__Task to carry out__
How many lines of these records hold the string "value"? Reply with the number alone.

__Listed entries__
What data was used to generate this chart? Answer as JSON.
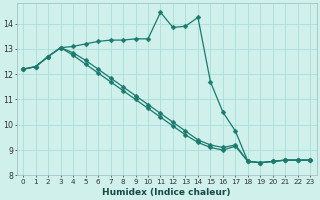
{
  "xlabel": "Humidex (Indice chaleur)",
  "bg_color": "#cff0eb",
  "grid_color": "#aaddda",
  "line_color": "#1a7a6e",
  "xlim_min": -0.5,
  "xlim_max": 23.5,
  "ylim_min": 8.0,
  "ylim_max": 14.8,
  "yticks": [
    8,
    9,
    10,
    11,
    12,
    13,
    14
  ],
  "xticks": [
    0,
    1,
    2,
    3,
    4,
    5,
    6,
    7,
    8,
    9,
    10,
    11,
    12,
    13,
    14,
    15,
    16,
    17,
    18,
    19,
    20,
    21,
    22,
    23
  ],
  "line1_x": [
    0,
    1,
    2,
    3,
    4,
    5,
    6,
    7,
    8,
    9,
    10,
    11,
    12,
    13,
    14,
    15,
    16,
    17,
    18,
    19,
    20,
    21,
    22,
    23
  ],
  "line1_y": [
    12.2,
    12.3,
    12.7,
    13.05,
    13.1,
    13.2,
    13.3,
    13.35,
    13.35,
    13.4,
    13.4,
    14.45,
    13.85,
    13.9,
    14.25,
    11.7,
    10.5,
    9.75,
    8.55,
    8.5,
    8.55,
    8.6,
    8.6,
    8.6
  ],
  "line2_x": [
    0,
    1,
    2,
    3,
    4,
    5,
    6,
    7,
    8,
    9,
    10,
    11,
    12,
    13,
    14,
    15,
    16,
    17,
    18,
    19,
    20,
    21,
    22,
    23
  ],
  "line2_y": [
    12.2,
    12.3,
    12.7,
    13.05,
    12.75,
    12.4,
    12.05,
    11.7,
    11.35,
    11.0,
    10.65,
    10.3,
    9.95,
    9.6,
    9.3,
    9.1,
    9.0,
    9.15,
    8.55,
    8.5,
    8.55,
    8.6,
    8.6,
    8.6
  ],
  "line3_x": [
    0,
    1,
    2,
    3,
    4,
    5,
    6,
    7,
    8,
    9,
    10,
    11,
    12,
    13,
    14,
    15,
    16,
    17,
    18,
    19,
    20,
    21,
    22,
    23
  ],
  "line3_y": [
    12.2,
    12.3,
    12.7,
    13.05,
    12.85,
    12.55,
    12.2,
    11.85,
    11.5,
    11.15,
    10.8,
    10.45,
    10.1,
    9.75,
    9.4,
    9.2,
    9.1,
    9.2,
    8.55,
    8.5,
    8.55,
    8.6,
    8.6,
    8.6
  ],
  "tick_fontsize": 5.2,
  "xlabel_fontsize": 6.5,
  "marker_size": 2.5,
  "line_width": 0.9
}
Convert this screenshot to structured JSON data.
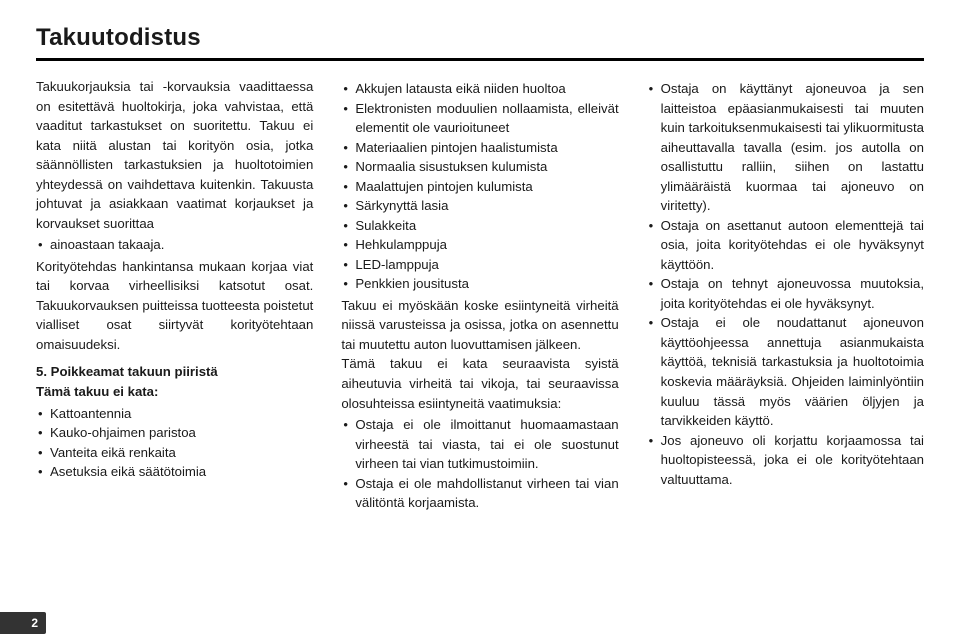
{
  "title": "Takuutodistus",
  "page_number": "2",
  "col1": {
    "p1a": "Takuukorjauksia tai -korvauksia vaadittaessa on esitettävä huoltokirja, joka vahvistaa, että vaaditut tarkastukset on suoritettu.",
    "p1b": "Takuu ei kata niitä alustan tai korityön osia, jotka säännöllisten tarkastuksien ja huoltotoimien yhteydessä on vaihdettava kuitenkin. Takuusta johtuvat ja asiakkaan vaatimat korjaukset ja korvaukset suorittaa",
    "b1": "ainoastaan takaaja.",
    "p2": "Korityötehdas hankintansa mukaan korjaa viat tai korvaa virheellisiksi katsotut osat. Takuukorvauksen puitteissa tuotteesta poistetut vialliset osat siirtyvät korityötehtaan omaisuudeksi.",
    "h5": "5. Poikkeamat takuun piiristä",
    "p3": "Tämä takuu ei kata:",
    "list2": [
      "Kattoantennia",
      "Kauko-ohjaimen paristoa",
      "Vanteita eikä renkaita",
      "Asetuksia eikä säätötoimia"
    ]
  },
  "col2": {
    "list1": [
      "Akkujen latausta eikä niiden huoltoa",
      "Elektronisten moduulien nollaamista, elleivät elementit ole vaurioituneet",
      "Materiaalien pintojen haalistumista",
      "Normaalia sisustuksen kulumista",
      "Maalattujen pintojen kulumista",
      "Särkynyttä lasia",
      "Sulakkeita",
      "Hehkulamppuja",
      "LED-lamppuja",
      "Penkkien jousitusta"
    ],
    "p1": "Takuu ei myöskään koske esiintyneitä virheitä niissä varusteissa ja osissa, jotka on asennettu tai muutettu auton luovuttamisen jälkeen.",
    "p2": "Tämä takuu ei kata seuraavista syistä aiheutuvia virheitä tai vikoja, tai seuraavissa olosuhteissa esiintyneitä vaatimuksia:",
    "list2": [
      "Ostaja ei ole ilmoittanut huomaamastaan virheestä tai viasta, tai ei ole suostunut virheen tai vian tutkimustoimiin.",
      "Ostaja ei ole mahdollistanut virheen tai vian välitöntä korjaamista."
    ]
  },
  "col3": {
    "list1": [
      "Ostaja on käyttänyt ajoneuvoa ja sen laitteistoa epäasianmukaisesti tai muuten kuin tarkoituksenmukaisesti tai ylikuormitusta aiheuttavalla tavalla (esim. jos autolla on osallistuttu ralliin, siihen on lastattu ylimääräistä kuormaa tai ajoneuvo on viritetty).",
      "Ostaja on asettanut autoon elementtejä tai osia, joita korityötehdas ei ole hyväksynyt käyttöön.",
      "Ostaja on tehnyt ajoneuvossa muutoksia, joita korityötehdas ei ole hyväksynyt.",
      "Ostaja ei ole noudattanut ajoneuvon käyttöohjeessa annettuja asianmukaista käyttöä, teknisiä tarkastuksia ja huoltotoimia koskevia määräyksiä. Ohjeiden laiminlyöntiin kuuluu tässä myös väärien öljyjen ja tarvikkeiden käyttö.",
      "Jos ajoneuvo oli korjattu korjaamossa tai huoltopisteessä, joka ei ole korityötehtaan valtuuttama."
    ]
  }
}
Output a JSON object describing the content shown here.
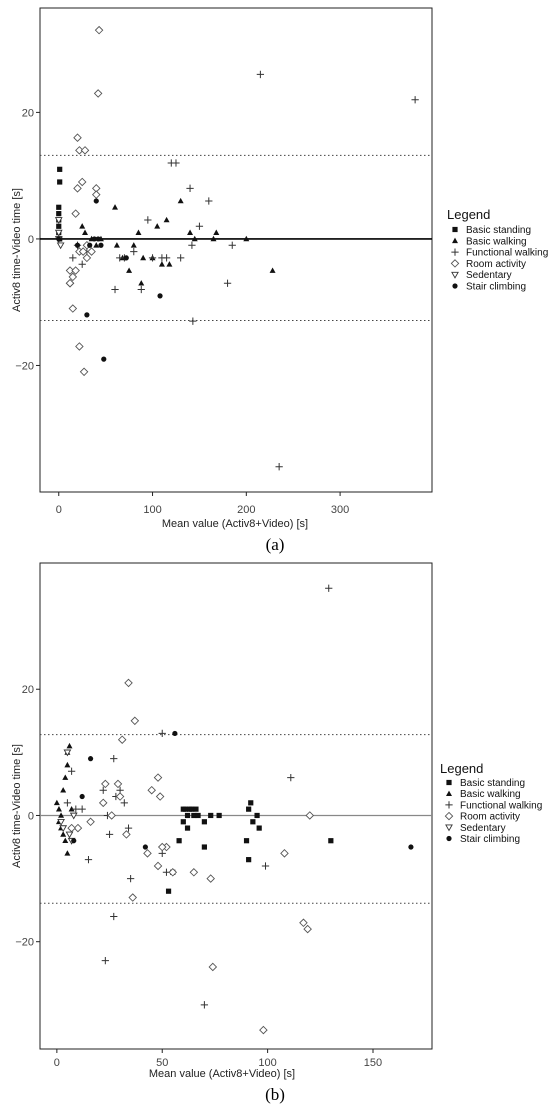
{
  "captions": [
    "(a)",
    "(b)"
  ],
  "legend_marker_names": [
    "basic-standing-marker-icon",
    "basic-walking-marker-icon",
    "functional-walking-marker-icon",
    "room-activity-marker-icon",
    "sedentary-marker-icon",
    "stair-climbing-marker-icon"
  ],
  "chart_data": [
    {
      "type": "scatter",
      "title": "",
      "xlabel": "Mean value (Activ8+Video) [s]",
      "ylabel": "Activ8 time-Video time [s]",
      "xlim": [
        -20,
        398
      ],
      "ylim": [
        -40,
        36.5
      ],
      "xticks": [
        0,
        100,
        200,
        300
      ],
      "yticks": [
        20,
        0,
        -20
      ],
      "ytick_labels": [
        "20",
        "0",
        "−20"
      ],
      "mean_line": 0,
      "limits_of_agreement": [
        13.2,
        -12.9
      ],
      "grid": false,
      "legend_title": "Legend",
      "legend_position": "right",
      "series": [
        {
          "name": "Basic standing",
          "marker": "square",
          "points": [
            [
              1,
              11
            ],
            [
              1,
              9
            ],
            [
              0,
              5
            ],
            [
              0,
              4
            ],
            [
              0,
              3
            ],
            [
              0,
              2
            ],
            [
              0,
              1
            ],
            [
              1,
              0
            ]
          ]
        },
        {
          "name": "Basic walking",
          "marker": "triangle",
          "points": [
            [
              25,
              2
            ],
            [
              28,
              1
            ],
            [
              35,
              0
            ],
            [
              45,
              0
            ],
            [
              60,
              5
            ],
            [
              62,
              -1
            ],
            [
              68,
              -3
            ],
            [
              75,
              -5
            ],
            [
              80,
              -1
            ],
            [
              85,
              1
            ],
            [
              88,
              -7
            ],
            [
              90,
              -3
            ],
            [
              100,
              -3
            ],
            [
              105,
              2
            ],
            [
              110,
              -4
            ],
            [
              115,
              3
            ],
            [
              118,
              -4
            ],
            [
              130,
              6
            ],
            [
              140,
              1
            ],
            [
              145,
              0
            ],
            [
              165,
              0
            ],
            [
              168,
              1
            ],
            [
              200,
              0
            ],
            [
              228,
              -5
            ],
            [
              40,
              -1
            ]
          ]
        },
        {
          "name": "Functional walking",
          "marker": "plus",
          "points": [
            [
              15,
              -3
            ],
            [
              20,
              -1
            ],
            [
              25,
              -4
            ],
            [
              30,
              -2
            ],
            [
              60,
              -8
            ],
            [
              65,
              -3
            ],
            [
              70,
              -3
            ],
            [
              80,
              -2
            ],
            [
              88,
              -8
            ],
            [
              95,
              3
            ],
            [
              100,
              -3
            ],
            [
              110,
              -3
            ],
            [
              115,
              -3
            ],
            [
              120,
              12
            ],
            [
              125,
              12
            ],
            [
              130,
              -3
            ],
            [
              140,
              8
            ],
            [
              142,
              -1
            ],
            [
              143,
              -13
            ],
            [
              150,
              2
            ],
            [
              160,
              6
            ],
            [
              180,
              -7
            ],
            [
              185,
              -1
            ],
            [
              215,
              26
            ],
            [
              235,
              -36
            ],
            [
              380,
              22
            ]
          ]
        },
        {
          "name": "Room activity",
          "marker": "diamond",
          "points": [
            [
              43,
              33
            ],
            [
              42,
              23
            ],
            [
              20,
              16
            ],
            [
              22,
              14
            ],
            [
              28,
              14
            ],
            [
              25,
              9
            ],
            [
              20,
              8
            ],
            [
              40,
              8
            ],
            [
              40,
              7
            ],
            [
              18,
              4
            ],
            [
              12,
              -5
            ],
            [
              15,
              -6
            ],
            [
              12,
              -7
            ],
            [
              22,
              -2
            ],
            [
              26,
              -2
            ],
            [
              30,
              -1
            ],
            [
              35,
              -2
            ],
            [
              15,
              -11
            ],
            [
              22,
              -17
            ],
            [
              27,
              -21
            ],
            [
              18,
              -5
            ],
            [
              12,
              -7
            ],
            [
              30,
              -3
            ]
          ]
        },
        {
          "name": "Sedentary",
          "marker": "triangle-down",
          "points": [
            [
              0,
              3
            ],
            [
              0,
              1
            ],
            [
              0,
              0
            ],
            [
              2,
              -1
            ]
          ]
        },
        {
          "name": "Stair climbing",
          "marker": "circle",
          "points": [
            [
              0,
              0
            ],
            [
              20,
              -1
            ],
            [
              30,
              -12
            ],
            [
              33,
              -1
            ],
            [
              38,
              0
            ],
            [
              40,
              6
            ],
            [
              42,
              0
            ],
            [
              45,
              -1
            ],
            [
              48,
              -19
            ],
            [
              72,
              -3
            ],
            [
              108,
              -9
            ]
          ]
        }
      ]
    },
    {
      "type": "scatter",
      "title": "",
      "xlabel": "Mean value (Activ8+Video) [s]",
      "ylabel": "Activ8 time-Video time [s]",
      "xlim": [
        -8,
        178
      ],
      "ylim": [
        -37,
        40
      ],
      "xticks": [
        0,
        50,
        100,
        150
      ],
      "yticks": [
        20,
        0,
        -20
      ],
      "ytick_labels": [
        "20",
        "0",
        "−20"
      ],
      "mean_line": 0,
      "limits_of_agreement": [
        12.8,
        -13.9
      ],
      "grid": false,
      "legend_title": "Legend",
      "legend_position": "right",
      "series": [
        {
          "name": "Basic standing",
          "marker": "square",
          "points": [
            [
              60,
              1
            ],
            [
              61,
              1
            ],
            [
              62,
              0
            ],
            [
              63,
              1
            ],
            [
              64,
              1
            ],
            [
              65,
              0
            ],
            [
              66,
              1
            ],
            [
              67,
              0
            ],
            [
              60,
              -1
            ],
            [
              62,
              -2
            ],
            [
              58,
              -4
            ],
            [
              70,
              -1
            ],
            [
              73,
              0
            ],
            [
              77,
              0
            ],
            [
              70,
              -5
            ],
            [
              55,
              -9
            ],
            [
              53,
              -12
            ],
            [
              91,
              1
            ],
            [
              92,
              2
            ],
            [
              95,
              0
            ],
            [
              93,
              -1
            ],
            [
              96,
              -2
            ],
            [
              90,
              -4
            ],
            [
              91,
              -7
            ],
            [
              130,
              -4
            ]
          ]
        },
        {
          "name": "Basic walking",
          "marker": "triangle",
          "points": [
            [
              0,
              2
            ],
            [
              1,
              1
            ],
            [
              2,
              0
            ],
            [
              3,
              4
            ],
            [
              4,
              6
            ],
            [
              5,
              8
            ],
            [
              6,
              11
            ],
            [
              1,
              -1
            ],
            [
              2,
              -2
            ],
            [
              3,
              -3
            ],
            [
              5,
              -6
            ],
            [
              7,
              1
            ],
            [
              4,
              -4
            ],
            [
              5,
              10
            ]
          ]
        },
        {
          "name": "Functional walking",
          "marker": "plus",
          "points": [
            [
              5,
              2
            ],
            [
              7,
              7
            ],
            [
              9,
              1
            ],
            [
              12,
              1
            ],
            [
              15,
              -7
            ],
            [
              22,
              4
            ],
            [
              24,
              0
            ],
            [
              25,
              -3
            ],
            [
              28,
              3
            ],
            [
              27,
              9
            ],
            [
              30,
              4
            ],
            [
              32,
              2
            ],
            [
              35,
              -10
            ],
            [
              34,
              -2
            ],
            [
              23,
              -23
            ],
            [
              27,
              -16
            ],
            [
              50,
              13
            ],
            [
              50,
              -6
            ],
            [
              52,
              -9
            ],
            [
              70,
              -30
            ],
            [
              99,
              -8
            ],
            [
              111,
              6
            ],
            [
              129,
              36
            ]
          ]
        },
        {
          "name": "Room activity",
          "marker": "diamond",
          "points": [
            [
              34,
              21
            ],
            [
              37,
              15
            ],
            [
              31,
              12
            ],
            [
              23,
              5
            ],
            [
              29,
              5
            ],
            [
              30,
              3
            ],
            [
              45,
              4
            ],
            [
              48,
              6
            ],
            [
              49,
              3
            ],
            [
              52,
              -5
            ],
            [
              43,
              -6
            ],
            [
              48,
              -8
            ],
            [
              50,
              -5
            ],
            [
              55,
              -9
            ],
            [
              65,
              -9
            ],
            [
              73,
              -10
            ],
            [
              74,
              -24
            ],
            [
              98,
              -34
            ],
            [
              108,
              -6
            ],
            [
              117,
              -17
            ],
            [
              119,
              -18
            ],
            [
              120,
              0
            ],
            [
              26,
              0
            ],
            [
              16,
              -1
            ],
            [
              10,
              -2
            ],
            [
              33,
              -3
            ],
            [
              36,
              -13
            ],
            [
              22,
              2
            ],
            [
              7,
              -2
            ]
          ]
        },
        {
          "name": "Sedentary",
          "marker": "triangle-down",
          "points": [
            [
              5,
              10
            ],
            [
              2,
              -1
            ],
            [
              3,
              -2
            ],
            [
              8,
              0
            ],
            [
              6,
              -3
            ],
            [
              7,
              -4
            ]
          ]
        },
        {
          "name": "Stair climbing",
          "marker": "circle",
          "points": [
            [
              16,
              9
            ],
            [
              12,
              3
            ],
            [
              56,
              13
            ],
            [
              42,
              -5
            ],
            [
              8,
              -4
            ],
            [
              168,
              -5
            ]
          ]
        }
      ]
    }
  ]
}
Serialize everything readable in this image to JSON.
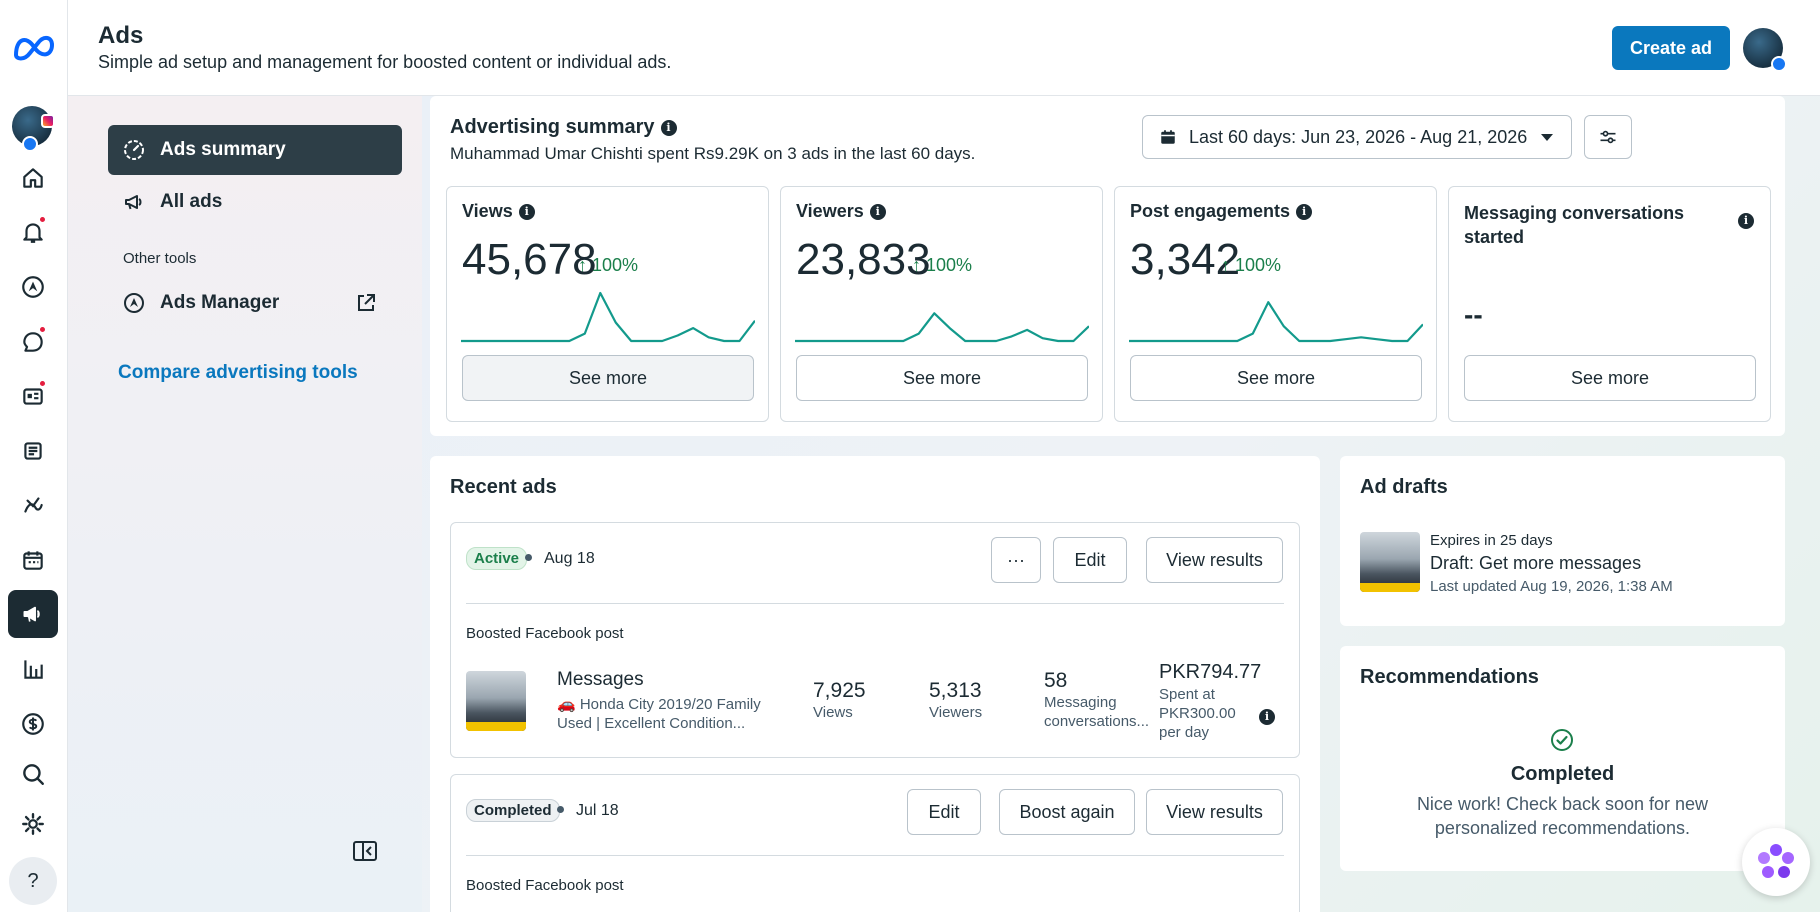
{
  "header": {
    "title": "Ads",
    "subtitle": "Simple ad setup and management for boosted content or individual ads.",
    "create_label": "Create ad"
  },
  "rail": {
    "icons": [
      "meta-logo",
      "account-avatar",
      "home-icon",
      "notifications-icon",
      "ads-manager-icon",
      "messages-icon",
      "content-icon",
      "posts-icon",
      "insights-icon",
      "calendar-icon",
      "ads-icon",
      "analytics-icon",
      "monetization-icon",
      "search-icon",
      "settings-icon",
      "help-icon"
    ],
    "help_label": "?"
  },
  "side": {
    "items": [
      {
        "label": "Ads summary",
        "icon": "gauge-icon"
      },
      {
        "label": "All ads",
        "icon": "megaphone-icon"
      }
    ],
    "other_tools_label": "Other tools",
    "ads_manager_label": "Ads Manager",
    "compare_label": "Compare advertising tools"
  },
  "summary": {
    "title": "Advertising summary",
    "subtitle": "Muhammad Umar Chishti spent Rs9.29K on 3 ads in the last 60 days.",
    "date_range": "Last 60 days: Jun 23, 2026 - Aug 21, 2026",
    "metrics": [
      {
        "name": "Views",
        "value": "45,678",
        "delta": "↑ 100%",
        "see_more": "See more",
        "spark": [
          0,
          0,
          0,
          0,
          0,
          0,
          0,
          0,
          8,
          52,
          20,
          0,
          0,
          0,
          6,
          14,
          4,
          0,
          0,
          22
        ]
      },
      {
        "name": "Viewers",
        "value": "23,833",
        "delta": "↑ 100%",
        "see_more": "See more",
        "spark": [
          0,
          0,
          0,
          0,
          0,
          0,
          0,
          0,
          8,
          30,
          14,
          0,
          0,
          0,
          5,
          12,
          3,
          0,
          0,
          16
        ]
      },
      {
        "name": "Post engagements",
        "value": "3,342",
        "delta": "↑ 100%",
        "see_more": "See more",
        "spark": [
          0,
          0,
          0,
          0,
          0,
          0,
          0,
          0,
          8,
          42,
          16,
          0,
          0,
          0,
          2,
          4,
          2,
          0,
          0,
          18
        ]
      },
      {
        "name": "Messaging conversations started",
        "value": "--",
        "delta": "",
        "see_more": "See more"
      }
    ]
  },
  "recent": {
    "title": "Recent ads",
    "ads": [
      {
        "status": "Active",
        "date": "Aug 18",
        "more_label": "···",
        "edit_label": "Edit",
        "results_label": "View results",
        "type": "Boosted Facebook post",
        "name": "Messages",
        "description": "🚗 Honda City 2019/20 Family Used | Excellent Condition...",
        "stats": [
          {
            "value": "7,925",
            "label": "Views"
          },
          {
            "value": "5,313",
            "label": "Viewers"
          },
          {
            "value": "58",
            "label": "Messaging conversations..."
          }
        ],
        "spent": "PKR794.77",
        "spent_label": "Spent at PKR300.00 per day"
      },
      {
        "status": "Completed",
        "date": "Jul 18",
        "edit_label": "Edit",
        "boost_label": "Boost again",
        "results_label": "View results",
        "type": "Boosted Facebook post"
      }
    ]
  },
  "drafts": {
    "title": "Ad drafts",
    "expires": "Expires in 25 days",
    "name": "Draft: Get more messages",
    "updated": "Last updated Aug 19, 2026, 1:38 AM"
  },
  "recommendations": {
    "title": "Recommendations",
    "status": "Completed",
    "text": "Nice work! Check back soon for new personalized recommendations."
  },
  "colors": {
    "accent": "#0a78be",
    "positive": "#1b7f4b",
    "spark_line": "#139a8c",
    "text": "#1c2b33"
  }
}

__Exercise output__
9